EXERCISE DIRECTIONS: Reproduce the entries below in full, word for word.

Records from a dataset

BEGIN

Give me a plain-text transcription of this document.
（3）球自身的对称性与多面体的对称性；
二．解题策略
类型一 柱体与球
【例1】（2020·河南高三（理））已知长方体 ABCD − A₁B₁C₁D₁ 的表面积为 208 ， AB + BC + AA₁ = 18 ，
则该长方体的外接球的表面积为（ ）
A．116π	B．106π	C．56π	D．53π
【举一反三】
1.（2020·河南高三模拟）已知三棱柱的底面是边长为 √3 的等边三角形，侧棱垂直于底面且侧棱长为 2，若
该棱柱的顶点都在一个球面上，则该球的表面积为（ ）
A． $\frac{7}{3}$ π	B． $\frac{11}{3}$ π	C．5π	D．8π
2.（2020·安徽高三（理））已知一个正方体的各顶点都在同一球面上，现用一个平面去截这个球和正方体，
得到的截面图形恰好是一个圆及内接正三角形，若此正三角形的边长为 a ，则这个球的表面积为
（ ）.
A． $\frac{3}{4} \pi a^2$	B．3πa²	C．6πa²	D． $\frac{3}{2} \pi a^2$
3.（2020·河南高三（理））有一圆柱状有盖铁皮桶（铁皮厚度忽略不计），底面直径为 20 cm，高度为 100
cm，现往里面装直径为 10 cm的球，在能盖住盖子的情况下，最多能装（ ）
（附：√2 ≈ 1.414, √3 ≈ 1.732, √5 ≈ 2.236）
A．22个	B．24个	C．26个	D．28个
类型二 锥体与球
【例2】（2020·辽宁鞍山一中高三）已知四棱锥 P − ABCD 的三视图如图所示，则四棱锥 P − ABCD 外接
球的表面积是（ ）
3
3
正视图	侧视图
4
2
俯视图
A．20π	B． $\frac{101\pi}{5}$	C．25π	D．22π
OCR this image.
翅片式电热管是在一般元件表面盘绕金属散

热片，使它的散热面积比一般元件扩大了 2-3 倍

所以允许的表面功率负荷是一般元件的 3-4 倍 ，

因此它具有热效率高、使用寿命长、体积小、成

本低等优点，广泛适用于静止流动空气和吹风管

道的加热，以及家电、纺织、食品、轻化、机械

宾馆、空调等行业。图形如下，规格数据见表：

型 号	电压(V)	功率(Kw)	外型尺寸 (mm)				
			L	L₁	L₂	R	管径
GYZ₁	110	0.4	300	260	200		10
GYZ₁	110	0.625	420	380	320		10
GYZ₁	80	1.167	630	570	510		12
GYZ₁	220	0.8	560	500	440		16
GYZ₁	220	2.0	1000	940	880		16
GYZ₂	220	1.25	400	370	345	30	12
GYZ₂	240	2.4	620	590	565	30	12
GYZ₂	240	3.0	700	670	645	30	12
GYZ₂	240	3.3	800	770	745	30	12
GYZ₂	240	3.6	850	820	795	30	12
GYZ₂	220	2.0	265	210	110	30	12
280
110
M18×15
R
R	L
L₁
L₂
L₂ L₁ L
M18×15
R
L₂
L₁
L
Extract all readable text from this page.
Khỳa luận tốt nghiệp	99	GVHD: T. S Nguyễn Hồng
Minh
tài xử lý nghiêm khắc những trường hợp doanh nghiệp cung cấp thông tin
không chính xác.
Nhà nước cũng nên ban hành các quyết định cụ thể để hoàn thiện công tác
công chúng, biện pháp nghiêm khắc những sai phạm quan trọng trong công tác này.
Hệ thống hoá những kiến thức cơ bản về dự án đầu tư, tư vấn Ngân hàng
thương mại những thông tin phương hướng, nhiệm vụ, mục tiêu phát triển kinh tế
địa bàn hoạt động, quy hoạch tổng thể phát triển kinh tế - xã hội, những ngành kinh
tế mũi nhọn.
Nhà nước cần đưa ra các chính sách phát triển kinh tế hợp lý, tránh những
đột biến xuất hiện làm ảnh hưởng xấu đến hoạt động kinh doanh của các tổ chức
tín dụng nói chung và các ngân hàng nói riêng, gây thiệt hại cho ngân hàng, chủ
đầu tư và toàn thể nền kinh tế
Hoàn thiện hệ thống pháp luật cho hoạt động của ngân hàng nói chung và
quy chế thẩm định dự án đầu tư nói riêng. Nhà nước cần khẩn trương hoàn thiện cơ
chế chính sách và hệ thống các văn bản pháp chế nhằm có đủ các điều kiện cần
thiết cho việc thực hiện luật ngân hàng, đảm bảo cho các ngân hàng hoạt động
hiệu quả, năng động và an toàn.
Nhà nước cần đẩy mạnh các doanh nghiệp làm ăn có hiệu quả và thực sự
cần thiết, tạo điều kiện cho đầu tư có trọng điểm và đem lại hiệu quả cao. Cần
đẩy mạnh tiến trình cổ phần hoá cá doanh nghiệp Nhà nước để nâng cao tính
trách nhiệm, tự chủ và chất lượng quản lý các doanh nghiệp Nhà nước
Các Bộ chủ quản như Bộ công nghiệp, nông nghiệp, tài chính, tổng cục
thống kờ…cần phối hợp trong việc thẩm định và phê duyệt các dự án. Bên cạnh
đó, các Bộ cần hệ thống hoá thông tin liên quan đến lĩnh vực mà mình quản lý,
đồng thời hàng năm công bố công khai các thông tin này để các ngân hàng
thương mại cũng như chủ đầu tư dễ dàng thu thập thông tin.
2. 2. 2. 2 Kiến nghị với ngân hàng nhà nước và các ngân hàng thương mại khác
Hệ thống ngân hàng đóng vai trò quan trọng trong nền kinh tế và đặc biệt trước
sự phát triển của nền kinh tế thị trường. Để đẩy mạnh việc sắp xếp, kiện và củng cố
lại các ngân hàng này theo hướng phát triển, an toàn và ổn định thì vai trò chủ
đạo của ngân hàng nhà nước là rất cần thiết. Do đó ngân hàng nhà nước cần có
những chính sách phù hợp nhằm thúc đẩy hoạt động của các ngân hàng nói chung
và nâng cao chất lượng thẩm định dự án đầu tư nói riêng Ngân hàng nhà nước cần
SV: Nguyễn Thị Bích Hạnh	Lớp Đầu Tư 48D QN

END

COMPLETE ANSWER:
Give me a plain-text transcription of this document.
（3）球自身的对称性与多面体的对称性；
二．解题策略
类型一 柱体与球
【例1】（2020·河南高三（理））已知长方体 ABCD − A₁B₁C₁D₁ 的表面积为 208 ， AB + BC + AA₁ = 18 ，
则该长方体的外接球的表面积为（ ）
A．116π	B．106π	C．56π	D．53π
【举一反三】
1.（2020·河南高三模拟）已知三棱柱的底面是边长为 √3 的等边三角形，侧棱垂直于底面且侧棱长为 2，若
该棱柱的顶点都在一个球面上，则该球的表面积为（ ）
A． $\frac{7}{3}$ π	B． $\frac{11}{3}$ π	C．5π	D．8π
2.（2020·安徽高三（理））已知一个正方体的各顶点都在同一球面上，现用一个平面去截这个球和正方体，
得到的截面图形恰好是一个圆及内接正三角形，若此正三角形的边长为 a ，则这个球的表面积为
（ ）.
A． $\frac{3}{4} \pi a^2$	B．3πa²	C．6πa²	D． $\frac{3}{2} \pi a^2$
3.（2020·河南高三（理））有一圆柱状有盖铁皮桶（铁皮厚度忽略不计），底面直径为 20 cm，高度为 100
cm，现往里面装直径为 10 cm的球，在能盖住盖子的情况下，最多能装（ ）
（附：√2 ≈ 1.414, √3 ≈ 1.732, √5 ≈ 2.236）
A．22个	B．24个	C．26个	D．28个
类型二 锥体与球
【例2】（2020·辽宁鞍山一中高三）已知四棱锥 P − ABCD 的三视图如图所示，则四棱锥 P − ABCD 外接
球的表面积是（ ）
3
3
正视图	侧视图
4
2
俯视图
A．20π	B． $\frac{101\pi}{5}$	C．25π	D．22π
OCR this image.
翅片式电热管是在一般元件表面盘绕金属散

热片，使它的散热面积比一般元件扩大了 2-3 倍

所以允许的表面功率负荷是一般元件的 3-4 倍 ，

因此它具有热效率高、使用寿命长、体积小、成

本低等优点，广泛适用于静止流动空气和吹风管

道的加热，以及家电、纺织、食品、轻化、机械

宾馆、空调等行业。图形如下，规格数据见表：

型 号	电压(V)	功率(Kw)	外型尺寸 (mm)				
			L	L₁	L₂	R	管径
GYZ₁	110	0.4	300	260	200		10
GYZ₁	110	0.625	420	380	320		10
GYZ₁	80	1.167	630	570	510		12
GYZ₁	220	0.8	560	500	440		16
GYZ₁	220	2.0	1000	940	880		16
GYZ₂	220	1.25	400	370	345	30	12
GYZ₂	240	2.4	620	590	565	30	12
GYZ₂	240	3.0	700	670	645	30	12
GYZ₂	240	3.3	800	770	745	30	12
GYZ₂	240	3.6	850	820	795	30	12
GYZ₂	220	2.0	265	210	110	30	12
280
110
M18×15
R
R	L
L₁
L₂
L₂ L₁ L
M18×15
R
L₂
L₁
L
Extract all readable text from this page.
Khỳa luận tốt nghiệp	99	GVHD: T. S Nguyễn Hồng
Minh
tài xử lý nghiêm khắc những trường hợp doanh nghiệp cung cấp thông tin
không chính xác.
Nhà nước cũng nên ban hành các quyết định cụ thể để hoàn thiện công tác
công chúng, biện pháp nghiêm khắc những sai phạm quan trọng trong công tác này.
Hệ thống hoá những kiến thức cơ bản về dự án đầu tư, tư vấn Ngân hàng
thương mại những thông tin phương hướng, nhiệm vụ, mục tiêu phát triển kinh tế
địa bàn hoạt động, quy hoạch tổng thể phát triển kinh tế - xã hội, những ngành kinh
tế mũi nhọn.
Nhà nước cần đưa ra các chính sách phát triển kinh tế hợp lý, tránh những
đột biến xuất hiện làm ảnh hưởng xấu đến hoạt động kinh doanh của các tổ chức
tín dụng nói chung và các ngân hàng nói riêng, gây thiệt hại cho ngân hàng, chủ
đầu tư và toàn thể nền kinh tế
Hoàn thiện hệ thống pháp luật cho hoạt động của ngân hàng nói chung và
quy chế thẩm định dự án đầu tư nói riêng. Nhà nước cần khẩn trương hoàn thiện cơ
chế chính sách và hệ thống các văn bản pháp chế nhằm có đủ các điều kiện cần
thiết cho việc thực hiện luật ngân hàng, đảm bảo cho các ngân hàng hoạt động
hiệu quả, năng động và an toàn.
Nhà nước cần đẩy mạnh các doanh nghiệp làm ăn có hiệu quả và thực sự
cần thiết, tạo điều kiện cho đầu tư có trọng điểm và đem lại hiệu quả cao. Cần
đẩy mạnh tiến trình cổ phần hoá cá doanh nghiệp Nhà nước để nâng cao tính
trách nhiệm, tự chủ và chất lượng quản lý các doanh nghiệp Nhà nước
Các Bộ chủ quản như Bộ công nghiệp, nông nghiệp, tài chính, tổng cục
thống kờ…cần phối hợp trong việc thẩm định và phê duyệt các dự án. Bên cạnh
đó, các Bộ cần hệ thống hoá thông tin liên quan đến lĩnh vực mà mình quản lý,
đồng thời hàng năm công bố công khai các thông tin này để các ngân hàng
thương mại cũng như chủ đầu tư dễ dàng thu thập thông tin.
2. 2. 2. 2 Kiến nghị với ngân hàng nhà nước và các ngân hàng thương mại khác
Hệ thống ngân hàng đóng vai trò quan trọng trong nền kinh tế và đặc biệt trước
sự phát triển của nền kinh tế thị trường. Để đẩy mạnh việc sắp xếp, kiện và củng cố
lại các ngân hàng này theo hướng phát triển, an toàn và ổn định thì vai trò chủ
đạo của ngân hàng nhà nước là rất cần thiết. Do đó ngân hàng nhà nước cần có
những chính sách phù hợp nhằm thúc đẩy hoạt động của các ngân hàng nói chung
và nâng cao chất lượng thẩm định dự án đầu tư nói riêng Ngân hàng nhà nước cần
SV: Nguyễn Thị Bích Hạnh	Lớp Đầu Tư 48D QN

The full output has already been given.